- _Written instruction_
The records below hold pictures; please leave those out and retype the rest exactly.

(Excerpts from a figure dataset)

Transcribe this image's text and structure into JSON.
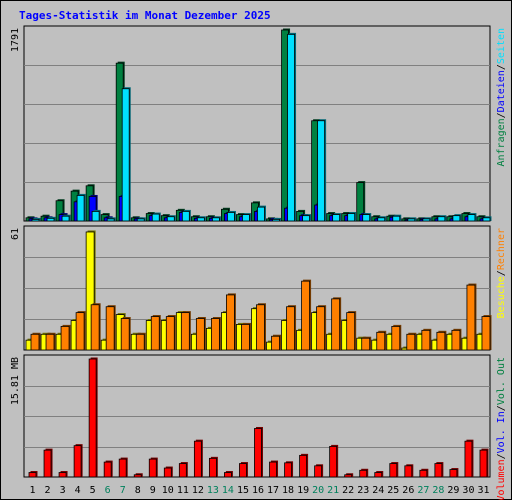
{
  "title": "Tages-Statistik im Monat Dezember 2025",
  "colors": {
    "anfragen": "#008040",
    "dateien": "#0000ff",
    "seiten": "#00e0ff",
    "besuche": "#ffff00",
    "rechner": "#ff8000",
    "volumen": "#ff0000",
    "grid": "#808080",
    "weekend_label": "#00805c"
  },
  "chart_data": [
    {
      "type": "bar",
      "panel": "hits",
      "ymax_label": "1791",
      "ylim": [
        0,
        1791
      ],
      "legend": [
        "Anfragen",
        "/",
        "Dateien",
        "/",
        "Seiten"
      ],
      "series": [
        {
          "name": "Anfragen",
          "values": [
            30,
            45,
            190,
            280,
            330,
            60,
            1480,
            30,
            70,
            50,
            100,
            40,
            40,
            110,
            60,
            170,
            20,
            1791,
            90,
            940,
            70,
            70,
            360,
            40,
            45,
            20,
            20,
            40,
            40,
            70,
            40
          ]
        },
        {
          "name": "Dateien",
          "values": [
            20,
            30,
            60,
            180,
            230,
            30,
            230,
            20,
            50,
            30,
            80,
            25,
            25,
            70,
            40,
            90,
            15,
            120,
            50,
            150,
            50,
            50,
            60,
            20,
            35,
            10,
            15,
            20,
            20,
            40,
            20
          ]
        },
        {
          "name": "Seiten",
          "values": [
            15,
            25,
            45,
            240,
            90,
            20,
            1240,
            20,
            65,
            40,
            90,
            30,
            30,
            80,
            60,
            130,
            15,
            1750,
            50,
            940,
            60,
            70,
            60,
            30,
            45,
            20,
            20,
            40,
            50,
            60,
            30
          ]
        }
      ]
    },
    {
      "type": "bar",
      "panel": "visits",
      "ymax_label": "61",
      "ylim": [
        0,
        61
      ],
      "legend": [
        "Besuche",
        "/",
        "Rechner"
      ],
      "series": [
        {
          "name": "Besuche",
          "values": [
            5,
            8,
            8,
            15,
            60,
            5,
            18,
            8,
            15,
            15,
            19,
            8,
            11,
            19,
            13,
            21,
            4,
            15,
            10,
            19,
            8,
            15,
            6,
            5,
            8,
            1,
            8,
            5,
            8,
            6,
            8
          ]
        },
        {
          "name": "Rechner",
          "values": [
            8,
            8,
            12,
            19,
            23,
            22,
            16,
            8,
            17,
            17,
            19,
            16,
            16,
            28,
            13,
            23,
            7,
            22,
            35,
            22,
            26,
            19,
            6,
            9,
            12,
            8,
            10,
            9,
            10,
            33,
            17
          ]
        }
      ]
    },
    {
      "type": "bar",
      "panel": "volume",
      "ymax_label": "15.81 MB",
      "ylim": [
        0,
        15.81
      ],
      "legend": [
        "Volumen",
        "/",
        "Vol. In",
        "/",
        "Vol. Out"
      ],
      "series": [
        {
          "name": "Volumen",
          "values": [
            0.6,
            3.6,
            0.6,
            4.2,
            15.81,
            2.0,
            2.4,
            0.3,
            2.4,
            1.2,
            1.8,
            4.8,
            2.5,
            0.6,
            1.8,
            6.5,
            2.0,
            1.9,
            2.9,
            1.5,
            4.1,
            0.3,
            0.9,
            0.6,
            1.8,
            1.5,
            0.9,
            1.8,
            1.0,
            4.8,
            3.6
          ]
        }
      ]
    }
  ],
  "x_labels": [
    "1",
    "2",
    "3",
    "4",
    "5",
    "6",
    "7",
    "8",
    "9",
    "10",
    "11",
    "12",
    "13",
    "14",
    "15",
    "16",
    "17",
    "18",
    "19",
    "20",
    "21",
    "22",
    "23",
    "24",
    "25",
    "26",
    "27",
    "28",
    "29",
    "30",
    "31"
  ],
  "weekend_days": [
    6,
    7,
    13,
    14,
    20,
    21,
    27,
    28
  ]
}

- _Task solution_
Transcribe this image's text and structure into JSON.
{
  "title": "Tages-Statistik im Monat Dezember 2025",
  "colors": {
    "anfragen": "#008040",
    "dateien": "#0000ff",
    "seiten": "#00e0ff",
    "besuche": "#ffff00",
    "rechner": "#ff8000",
    "volumen": "#ff0000",
    "grid": "#808080",
    "weekend_label": "#00805c"
  },
  "chart_data": [
    {
      "type": "bar",
      "panel": "hits",
      "ymax_label": "1791",
      "ylim": [
        0,
        1791
      ],
      "legend": [
        "Anfragen",
        "/",
        "Dateien",
        "/",
        "Seiten"
      ],
      "series": [
        {
          "name": "Anfragen",
          "values": [
            30,
            45,
            190,
            280,
            330,
            60,
            1480,
            30,
            70,
            50,
            100,
            40,
            40,
            110,
            60,
            170,
            20,
            1791,
            90,
            940,
            70,
            70,
            360,
            40,
            45,
            20,
            20,
            40,
            40,
            70,
            40
          ]
        },
        {
          "name": "Dateien",
          "values": [
            20,
            30,
            60,
            180,
            230,
            30,
            230,
            20,
            50,
            30,
            80,
            25,
            25,
            70,
            40,
            90,
            15,
            120,
            50,
            150,
            50,
            50,
            60,
            20,
            35,
            10,
            15,
            20,
            20,
            40,
            20
          ]
        },
        {
          "name": "Seiten",
          "values": [
            15,
            25,
            45,
            240,
            90,
            20,
            1240,
            20,
            65,
            40,
            90,
            30,
            30,
            80,
            60,
            130,
            15,
            1750,
            50,
            940,
            60,
            70,
            60,
            30,
            45,
            20,
            20,
            40,
            50,
            60,
            30
          ]
        }
      ]
    },
    {
      "type": "bar",
      "panel": "visits",
      "ymax_label": "61",
      "ylim": [
        0,
        61
      ],
      "legend": [
        "Besuche",
        "/",
        "Rechner"
      ],
      "series": [
        {
          "name": "Besuche",
          "values": [
            5,
            8,
            8,
            15,
            60,
            5,
            18,
            8,
            15,
            15,
            19,
            8,
            11,
            19,
            13,
            21,
            4,
            15,
            10,
            19,
            8,
            15,
            6,
            5,
            8,
            1,
            8,
            5,
            8,
            6,
            8
          ]
        },
        {
          "name": "Rechner",
          "values": [
            8,
            8,
            12,
            19,
            23,
            22,
            16,
            8,
            17,
            17,
            19,
            16,
            16,
            28,
            13,
            23,
            7,
            22,
            35,
            22,
            26,
            19,
            6,
            9,
            12,
            8,
            10,
            9,
            10,
            33,
            17
          ]
        }
      ]
    },
    {
      "type": "bar",
      "panel": "volume",
      "ymax_label": "15.81 MB",
      "ylim": [
        0,
        15.81
      ],
      "legend": [
        "Volumen",
        "/",
        "Vol. In",
        "/",
        "Vol. Out"
      ],
      "series": [
        {
          "name": "Volumen",
          "values": [
            0.6,
            3.6,
            0.6,
            4.2,
            15.81,
            2.0,
            2.4,
            0.3,
            2.4,
            1.2,
            1.8,
            4.8,
            2.5,
            0.6,
            1.8,
            6.5,
            2.0,
            1.9,
            2.9,
            1.5,
            4.1,
            0.3,
            0.9,
            0.6,
            1.8,
            1.5,
            0.9,
            1.8,
            1.0,
            4.8,
            3.6
          ]
        }
      ]
    }
  ],
  "x_labels": [
    "1",
    "2",
    "3",
    "4",
    "5",
    "6",
    "7",
    "8",
    "9",
    "10",
    "11",
    "12",
    "13",
    "14",
    "15",
    "16",
    "17",
    "18",
    "19",
    "20",
    "21",
    "22",
    "23",
    "24",
    "25",
    "26",
    "27",
    "28",
    "29",
    "30",
    "31"
  ],
  "weekend_days": [
    6,
    7,
    13,
    14,
    20,
    21,
    27,
    28
  ]
}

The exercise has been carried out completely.